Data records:
########

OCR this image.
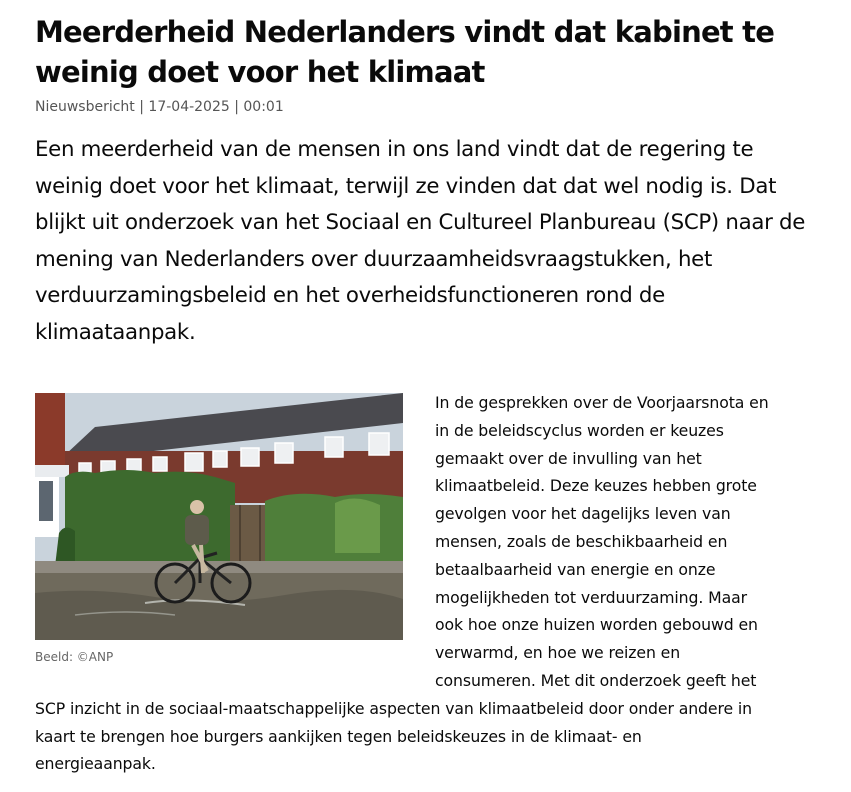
Meerderheid Nederlanders vindt dat kabinet te weinig doet voor het klimaat
Nieuwsbericht | 17-04-2025 | 00:01
Een meerderheid van de mensen in ons land vindt dat de regering te weinig doet voor het klimaat, terwijl ze vinden dat dat wel nodig is. Dat blijkt uit onderzoek van het Sociaal en Cultureel Planbureau (SCP) naar de mening van Nederlanders over duurzaamheidsvraagstukken, het verduurzamingsbeleid en het overheidsfunctioneren rond de klimaataanpak.
Beeld: ©ANP
In de gesprekken over de Voorjaarsnota en
in de beleidscyclus worden er keuzes
gemaakt over de invulling van het
klimaatbeleid. Deze keuzes hebben grote
gevolgen voor het dagelijks leven van
mensen, zoals de beschikbaarheid en
betaalbaarheid van energie en onze
mogelijkheden tot verduurzaming. Maar
ook hoe onze huizen worden gebouwd en
verwarmd, en hoe we reizen en
consumeren. Met dit onderzoek geeft het
SCP inzicht in de sociaal-maatschappelijke aspecten van klimaatbeleid door onder andere in
kaart te brengen hoe burgers aankijken tegen beleidskeuzes in de klimaat- en
energieaanpak.
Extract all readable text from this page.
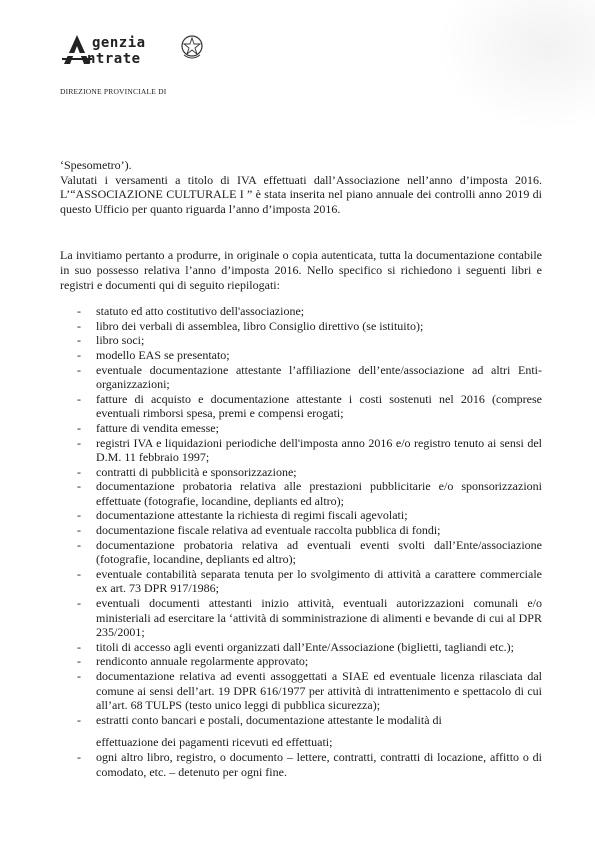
genzia
ntrate
DIREZIONE PROVINCIALE DI

‘Spesometro’).

Valutati i versamenti a titolo di IVA effettuati dall’Associazione nell’anno d’imposta 2016. L’“ASSOCIAZIONE CULTURALE I ” è stata inserita nel piano annuale dei controlli anno 2019 di questo Ufficio per quanto riguarda l’anno d’imposta 2016.

La invitiamo pertanto a produrre, in originale o copia autenticata, tutta la documentazione contabile in suo possesso relativa l’anno d’imposta 2016. Nello specifico si richiedono i seguenti libri e registri e documenti qui di seguito riepilogati:

- statuto ed atto costitutivo dell'associazione;
- libro dei verbali di assemblea, libro Consiglio direttivo (se istituito);
- libro soci;
- modello EAS se presentato;
- eventuale documentazione attestante l’affiliazione dell’ente/associazione ad altri Enti-organizzazioni;
- fatture di acquisto e documentazione attestante i costi sostenuti nel 2016 (comprese eventuali rimborsi spesa, premi e compensi erogati;
- fatture di vendita emesse;
- registri IVA e liquidazioni periodiche dell'imposta anno 2016 e/o registro tenuto ai sensi del D.M. 11 febbraio 1997;
- contratti di pubblicità e sponsorizzazione;
- documentazione probatoria relativa alle prestazioni pubblicitarie e/o sponsorizzazioni effettuate (fotografie, locandine, depliants ed altro);
- documentazione attestante la richiesta di regimi fiscali agevolati;
- documentazione fiscale relativa ad eventuale raccolta pubblica di fondi;
- documentazione probatoria relativa ad eventuali eventi svolti dall’Ente/associazione (fotografie, locandine, depliants ed altro);
- eventuale contabilità separata tenuta per lo svolgimento di attività a carattere commerciale ex art. 73 DPR 917/1986;
- eventuali documenti attestanti inizio attività, eventuali autorizzazioni comunali e/o ministeriali ad esercitare la ‘attività di somministrazione di alimenti e bevande di cui al DPR 235/2001;
- titoli di accesso agli eventi organizzati dall’Ente/Associazione (biglietti, tagliandi etc.);
- rendiconto annuale regolarmente approvato;
- documentazione relativa ad eventi assoggettati a SIAE ed eventuale licenza rilasciata dal comune ai sensi dell’art. 19 DPR 616/1977 per attività di intrattenimento e spettacolo di cui all’art. 68 TULPS (testo unico leggi di pubblica sicurezza);
- estratti conto bancari e postali, documentazione attestante le modalità di
effettuazione dei pagamenti ricevuti ed effettuati;
- ogni altro libro, registro, o documento – lettere, contratti, contratti di locazione, affitto o di comodato, etc. – detenuto per ogni fine.
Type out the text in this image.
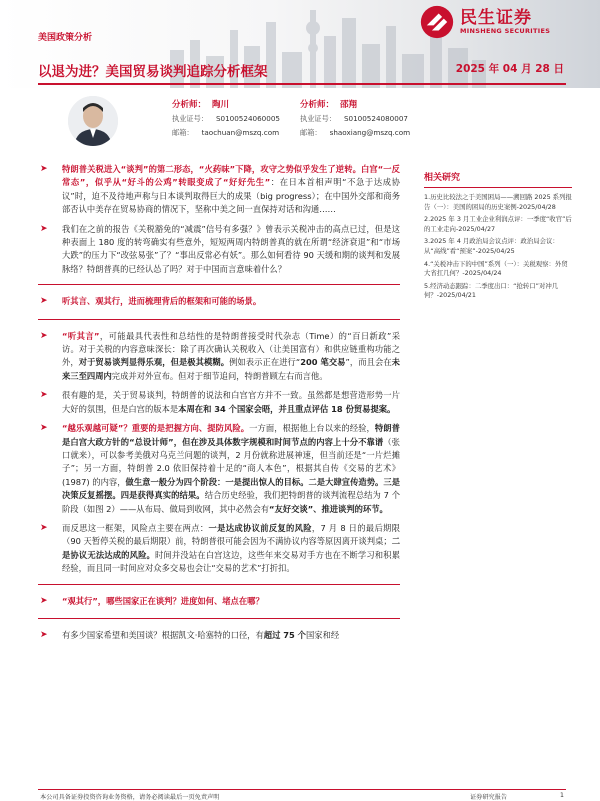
美国政策分析
民生证券
MINSHENG SECURITIES
以退为进？美国贸易谈判追踪分析框架	2025 年 04 月 28 日
分析师： 陶川
执业证号： S0100524060005
邮箱： taochuan@mszq.com
分析师： 邵翔
执业证号： S0100524080007
邮箱： shaoxiang@mszq.com
➤ 特朗普关税进入“谈判”的第二形态，“火药味”下降，攻守之势似乎发生了逆转。白宫“一反常态”，似乎从“好斗的公鸡”转眼变成了“好好先生”：在日本首相声明“不急于达成协议”时，迫不及待地声称与日本谈判取得巨大的成果（big progress）；在中国外交部和商务部否认中美存在贸易协商的情况下，坚称中美之间一直保持对话和沟通……
➤ 我们在之前的报告《关税豁免的“减震”信号有多强？》曾表示关税冲击的高点已过，但是这种表面上 180 度的转弯确实有些意外，短短两周内特朗普真的就在所谓“经济衰退”和“市场大跌”的压力下“改弦易张”了？“事出反常必有妖”。那么如何看待 90 天缓和期的谈判和发展脉络？特朗普真的已经认怂了吗？对于中国而言意味着什么？
➤ 听其言、观其行，进而梳理背后的框架和可能的场景。
➤ “听其言”，可能最具代表性和总结性的是特朗普接受时代杂志（Time）的“百日新政”采访。对于关税的内容意味深长：除了再次确认关税收入（让美国富有）和供应链重构功能之外，对于贸易谈判显得乐观，但是极其模糊。例如表示正在进行“200 笔交易”，而且会在未来三至四周内完成并对外宣布。但对于细节追问，特朗普顾左右而言他。
➤ 很有趣的是，关于贸易谈判，特朗普的说法和白宫官方并不一致。虽然都是想营造形势一片大好的氛围，但是白宫的版本是本周在和 34 个国家会晤，并且重点评估 18 份贸易提案。
➤ “越乐观越可疑”？重要的是把握方向、提防风险。一方面，根据他上台以来的经验，特朗普是白宫大政方针的“总设计师”，但在涉及具体数字规模和时间节点的内容上十分不靠谱（张口就来），可以参考美俄对乌克兰问题的谈判，2 月份就称进展神速，但当前还是“一片烂摊子”；另一方面，特朗普 2.0 依旧保持着十足的“商人本色”，根据其自传《交易的艺术》(1987) 的内容，做生意一般分为四个阶段：一是提出惊人的目标。二是大肆宣传造势。三是决策反复摇摆。四是获得真实的结果。结合历史经验，我们把特朗普的谈判流程总结为 7 个阶段（如图 2）——从布局、做局到收网，其中必然会有“友好交谈”、推进谈判的环节。
➤ 而反思这一框架，风险点主要在两点：一是达成协议前反复的风险，7 月 8 日的最后期限（90 天暂停关税的最后期限）前，特朗普很可能会因为不满协议内容等原因离开谈判桌；二是协议无法达成的风险。时间并没站在白宫这边，这些年来交易对手方也在不断学习和积累经验，而且同一时间应对众多交易也会让“交易的艺术”打折扣。
➤ “观其行”，哪些国家正在谈判？进度如何、堵点在哪？
➤ 有多少国家希望和美国谈？根据凯文·哈塞特的口径，有超过 75 个国家和经
相关研究
1.历史比较法之于美国困局——溯回路 2025 系列报告（一）：美国的困局的历史案例-2025/04/28
2.2025 年 3 月工业企业利润点评：一季度“收官”后的工业走向-2025/04/27
3.2025 年 4 月政治局会议点评：政治局会议：从“高线”看“预案”-2025/04/25
4.“关税冲击下的中国”系列（一）：关税观察：外贸大省扛几何？-2025/04/24
5.经济动态跟踪：二季度出口：“抢转口”对冲几何？-2025/04/21
本公司具备证券投资咨询业务资格，请务必阅读最后一页免责声明	证券研究报告	1
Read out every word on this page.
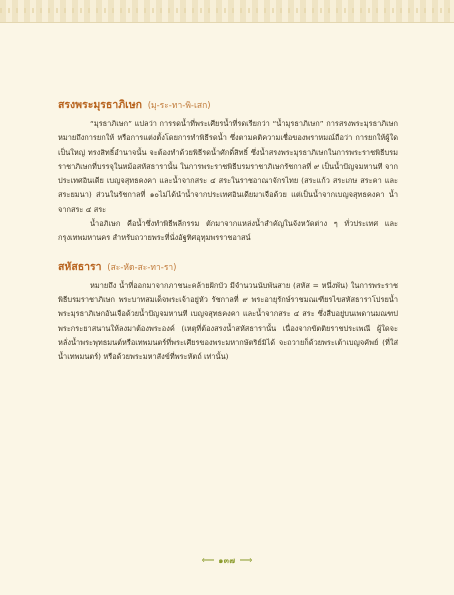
สรงพระมุรธาภิเษก (มุ-ระ-ทา-พิ-เสก)

“มุรธาภิเษก” แปลว่า การรดน้ำที่พระเศียรน้ำที่รดเรียกว่า “น้ำมุรธาภิเษก” การสรงพระมุรธาภิเษก หมายถึงการยกให้ หรือการแต่งตั้งโดยการทำพิธีรดน้ำ ซึ่งตามคติความเชื่อของพราหมณ์ถือว่า การยกให้ผู้ใดเป็นใหญ่ ทรงสิทธิ์อำนาจนั้น จะต้องทำด้วยพิธีรดน้ำศักดิ์สิทธิ์ ซึ่งน้ำสรงพระมุรธาภิเษกในการพระราชพิธีบรมราชาภิเษกที่บรรจุในหม้อสหัสธารานั้น ในการพระราชพิธีบรมราชาภิเษกรัชกาลที่ ๙ เป็นน้ำปัญจมหานที จากประเทศอินเดีย เบญจสุทธคงคา และน้ำจากสระ ๔ สระในราชอาณาจักรไทย (สระแก้ว สระเกษ สระคา และสระยมนา) ส่วนในรัชกาลที่ ๑๐ไม่ได้นำน้ำจากประเทศอินเดียมาเจือด้วย แต่เป็นน้ำจากเบญจสุทธคงคา น้ำจากสระ ๔ สระ

น้ำอภิเษก คือน้ำซึ่งทำพิธีพลีกรรม ตักมาจากแหล่งน้ำสำคัญในจังหวัดต่าง ๆ ทั่วประเทศ และกรุงเทพมหานคร สำหรับถวายพระที่นั่งอัฐทิศอุทุมพรราชอาสน์

สหัสธารา (สะ-หัด-สะ-ทา-รา)

หมายถึง น้ำที่ออกมาจากภาชนะคล้ายฝักบัว มีจำนวนนับพันสาย (สหัส = หนึ่งพัน) ในการพระราชพิธีบรมราชาภิเษก พระบาทสมเด็จพระเจ้าอยู่หัว รัชกาลที่ ๙ พระอายุรักษ์ราชมณเฑียรไขสหัสธาราโปรยน้ำพระมุรธาภิเษกอันเจือด้วยน้ำปัญจมหานที เบญจสุทธคงคา และน้ำจากสระ ๔ สระ ซึ่งสืบอยู่บนเพดานมณฑปพระกระยาสนานให้ลงมาต้องพระองค์ (เหตุที่ต้องสรงน้ำสหัสธารานั้น เนื่องจากขัตติยราชประเพณี ผู้ใดจะหลั่งน้ำพระพุทธมนต์หรือเทพมนตร์ที่พระเศียรของพระมหากษัตริย์มิได้ จะถวายก็ด้วยพระเต้าเบญจคัพย์ (ที่ใส่น้ำเทพมนตร์) หรือด้วยพระมหาสังข์ที่พระหัตถ์ เท่านั้น)

⟸ ๑๓๗ ⟹
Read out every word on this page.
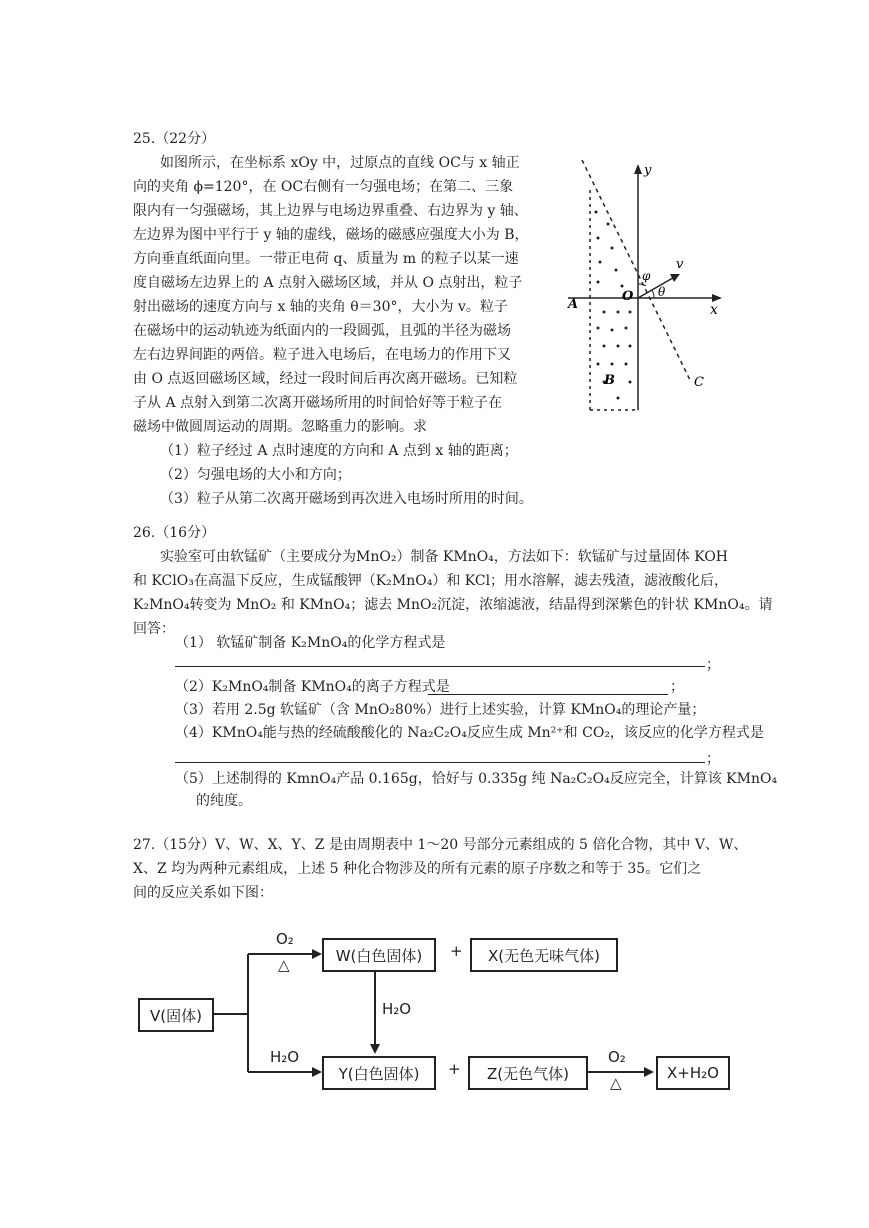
25.（22分）
如图所示，在坐标系 xOy 中，过原点的直线 OC与 x 轴正
向的夹角 ϕ=120°，在 OC右侧有一匀强电场；在第二、三象
限内有一匀强磁场，其上边界与电场边界重叠、右边界为 y 轴、
左边界为图中平行于 y 轴的虚线，磁场的磁感应强度大小为 B，
方向垂直纸面向里。一带正电荷 q、质量为 m 的粒子以某一速
度自磁场左边界上的 A 点射入磁场区域，并从 O 点射出，粒子
射出磁场的速度方向与 x 轴的夹角 θ＝30°，大小为 v。粒子
在磁场中的运动轨迹为纸面内的一段圆弧，且弧的半径为磁场
左右边界间距的两倍。粒子进入电场后，在电场力的作用下又
由 O 点返回磁场区域，经过一段时间后再次离开磁场。已知粒
子从 A 点射入到第二次离开磁场所用的时间恰好等于粒子在
磁场中做圆周运动的周期。忽略重力的影响。求
（1）粒子经过 A 点时速度的方向和 A 点到 x 轴的距离；
（2）匀强电场的大小和方向；
（3）粒子从第二次离开磁场到再次进入电场时所用的时间。
y
x
O
A
B	C
φ
θ
v
26.（16分）
实验室可由软锰矿（主要成分为MnO₂）制备 KMnO₄，方法如下：软锰矿与过量固体 KOH
和 KClO₃在高温下反应，生成锰酸钾（K₂MnO₄）和 KCl；用水溶解，滤去残渣，滤液酸化后，
K₂MnO₄转变为 MnO₂ 和 KMnO₄；滤去 MnO₂沉淀，浓缩滤液，结晶得到深紫色的针状 KMnO₄。请
回答：
（1） 软锰矿制备 K₂MnO₄的化学方程式是
；
（2）K₂MnO₄制备 KMnO₄的离子方程式是	；
（3）若用 2.5g 软锰矿（含 MnO₂80%）进行上述实验，计算 KMnO₄的理论产量；
（4）KMnO₄能与热的经硫酸酸化的 Na₂C₂O₄反应生成 Mn²⁺和 CO₂，该反应的化学方程式是
；
（5）上述制得的 KmnO₄产品 0.165g，恰好与 0.335g 纯 Na₂C₂O₄反应完全，计算该 KMnO₄
的纯度。
27.（15分）V、W、X、Y、Z 是由周期表中 1～20 号部分元素组成的 5 倍化合物，其中 V、W、
X、Z 均为两种元素组成，上述 5 种化合物涉及的所有元素的原子序数之和等于 35。它们之
间的反应关系如下图：
V(固体)
W(白色固体)	+	X(无色无味气体)
Y(白色固体)	+	Z(无色气体)	X+H₂O
O₂
△
H₂O
H₂O	O₂
△
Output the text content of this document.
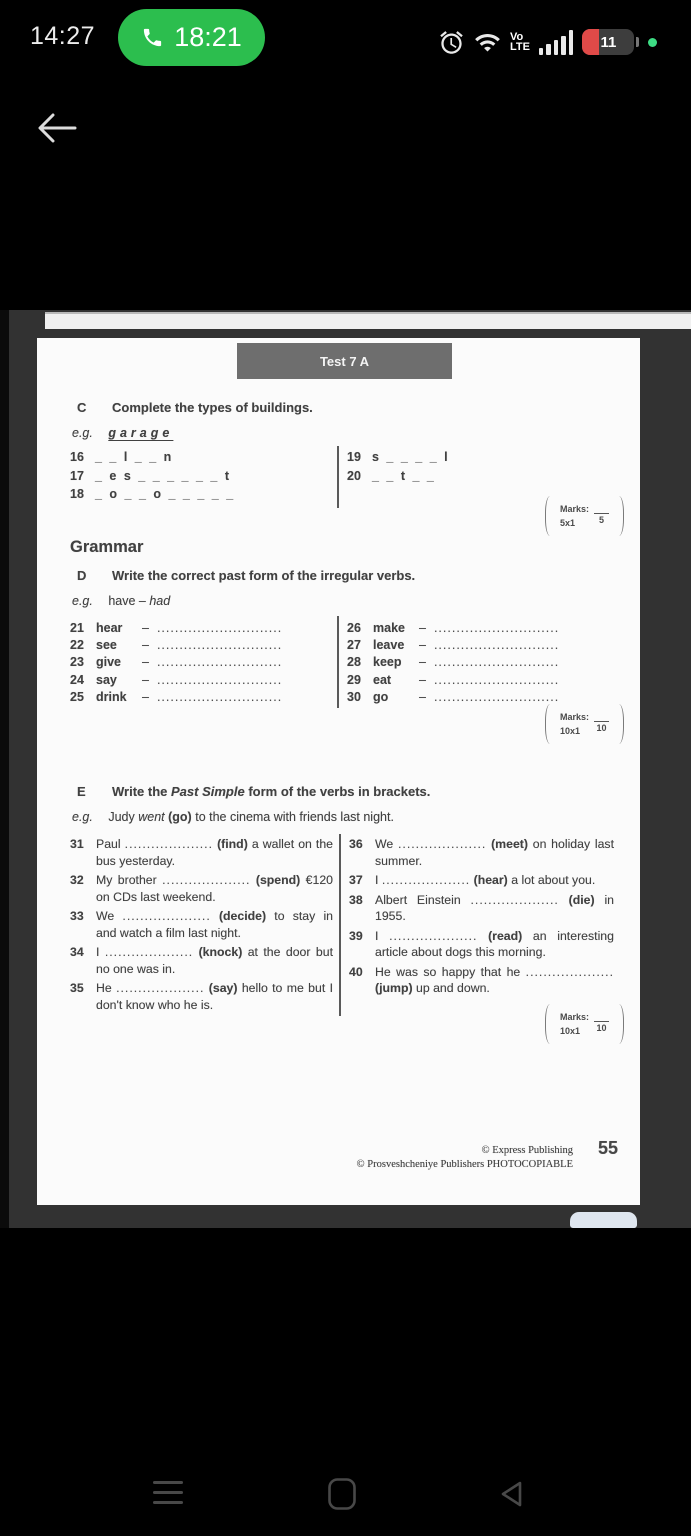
14:27	18:21	Vo
LTE	11
Test 7 A
C Complete the types of buildings.
e.g. garage
16 _ _ l _ _ n
17 _ e s _ _ _ _ _ _ t
18 _ o _ _ o _ _ _ _ _
19 s _ _ _ _ l
20 _ _ t _ _
Marks:
5x1	5
Grammar
D Write the correct past form of the irregular verbs.
e.g. have – had
21 hear	– ............................
22 see	– ............................
23 give	– ............................
24 say	– ............................
25 drink	– ............................
26 make	– ............................
27 leave	– ............................
28 keep	– ............................
29 eat	– ............................
30 go	– ............................
Marks:
10x1	10
E Write the Past Simple form of the verbs in brackets.
e.g. Judy went (go) to the cinema with friends last night.
31	Paul .................... (find) a wallet on the bus yesterday.
32	My brother .................... (spend) €120 on CDs last weekend.
33	We .................... (decide) to stay in and watch a film last night.
34	I .................... (knock) at the door but no one was in.
35	He .................... (say) hello to me but I don't know who he is.
36	We .................... (meet) on holiday last summer.
37	I .................... (hear) a lot about you.
38	Albert Einstein .................... (die) in 1955.
39	I .................... (read) an interesting article about dogs this morning.
40	He was so happy that he .................... (jump) up and down.
Marks:
10x1	10
© Express Publishing
© Prosveshcheniye Publishers PHOTOCOPIABLE
55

########

- **Written request**: How many lines of these entries contain "attestante"? Answer with the number and nothing else.

- **Right answer**: 4